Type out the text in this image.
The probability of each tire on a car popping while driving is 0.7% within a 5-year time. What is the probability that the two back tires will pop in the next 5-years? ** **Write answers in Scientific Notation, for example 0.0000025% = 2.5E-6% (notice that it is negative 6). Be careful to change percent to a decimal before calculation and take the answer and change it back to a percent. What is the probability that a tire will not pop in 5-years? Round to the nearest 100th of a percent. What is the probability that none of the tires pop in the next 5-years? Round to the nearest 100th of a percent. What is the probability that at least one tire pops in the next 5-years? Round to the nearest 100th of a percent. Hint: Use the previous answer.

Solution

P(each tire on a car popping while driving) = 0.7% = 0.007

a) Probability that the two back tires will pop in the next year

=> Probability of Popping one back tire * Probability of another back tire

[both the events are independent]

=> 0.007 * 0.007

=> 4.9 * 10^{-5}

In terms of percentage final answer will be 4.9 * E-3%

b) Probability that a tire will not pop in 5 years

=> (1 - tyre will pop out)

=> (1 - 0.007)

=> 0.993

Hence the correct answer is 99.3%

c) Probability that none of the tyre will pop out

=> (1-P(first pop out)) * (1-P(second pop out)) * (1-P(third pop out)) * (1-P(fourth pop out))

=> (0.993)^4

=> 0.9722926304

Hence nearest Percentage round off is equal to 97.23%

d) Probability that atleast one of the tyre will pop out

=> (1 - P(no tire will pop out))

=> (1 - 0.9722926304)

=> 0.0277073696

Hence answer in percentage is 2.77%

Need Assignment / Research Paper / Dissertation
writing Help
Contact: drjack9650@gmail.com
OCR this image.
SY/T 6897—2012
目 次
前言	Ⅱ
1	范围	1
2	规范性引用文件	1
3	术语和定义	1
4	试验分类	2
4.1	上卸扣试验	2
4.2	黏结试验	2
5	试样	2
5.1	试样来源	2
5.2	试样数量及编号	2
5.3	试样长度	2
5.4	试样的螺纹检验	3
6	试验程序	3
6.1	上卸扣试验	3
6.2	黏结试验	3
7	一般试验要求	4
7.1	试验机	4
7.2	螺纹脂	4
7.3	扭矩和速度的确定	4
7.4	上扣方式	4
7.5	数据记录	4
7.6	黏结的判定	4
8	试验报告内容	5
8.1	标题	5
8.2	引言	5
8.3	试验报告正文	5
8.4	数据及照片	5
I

• [What is expected] Write out the entire listing exactly.

• [Answer to the exercise]
Type out the text in this image.
The probability of each tire on a car popping while driving is 0.7% within a 5-year time. What is the probability that the two back tires will pop in the next 5-years? ** **Write answers in Scientific Notation, for example 0.0000025% = 2.5E-6% (notice that it is negative 6). Be careful to change percent to a decimal before calculation and take the answer and change it back to a percent. What is the probability that a tire will not pop in 5-years? Round to the nearest 100th of a percent. What is the probability that none of the tires pop in the next 5-years? Round to the nearest 100th of a percent. What is the probability that at least one tire pops in the next 5-years? Round to the nearest 100th of a percent. Hint: Use the previous answer.

Solution

P(each tire on a car popping while driving) = 0.7% = 0.007

a) Probability that the two back tires will pop in the next year

=> Probability of Popping one back tire * Probability of another back tire

[both the events are independent]

=> 0.007 * 0.007

=> 4.9 * 10^{-5}

In terms of percentage final answer will be 4.9 * E-3%

b) Probability that a tire will not pop in 5 years

=> (1 - tyre will pop out)

=> (1 - 0.007)

=> 0.993

Hence the correct answer is 99.3%

c) Probability that none of the tyre will pop out

=> (1-P(first pop out)) * (1-P(second pop out)) * (1-P(third pop out)) * (1-P(fourth pop out))

=> (0.993)^4

=> 0.9722926304

Hence nearest Percentage round off is equal to 97.23%

d) Probability that atleast one of the tyre will pop out

=> (1 - P(no tire will pop out))

=> (1 - 0.9722926304)

=> 0.0277073696

Hence answer in percentage is 2.77%

Need Assignment / Research Paper / Dissertation
writing Help
Contact: drjack9650@gmail.com
OCR this image.
SY/T 6897—2012
目 次
前言	Ⅱ
1	范围	1
2	规范性引用文件	1
3	术语和定义	1
4	试验分类	2
4.1	上卸扣试验	2
4.2	黏结试验	2
5	试样	2
5.1	试样来源	2
5.2	试样数量及编号	2
5.3	试样长度	2
5.4	试样的螺纹检验	3
6	试验程序	3
6.1	上卸扣试验	3
6.2	黏结试验	3
7	一般试验要求	4
7.1	试验机	4
7.2	螺纹脂	4
7.3	扭矩和速度的确定	4
7.4	上扣方式	4
7.5	数据记录	4
7.6	黏结的判定	4
8	试验报告内容	5
8.1	标题	5
8.2	引言	5
8.3	试验报告正文	5
8.4	数据及照片	5
I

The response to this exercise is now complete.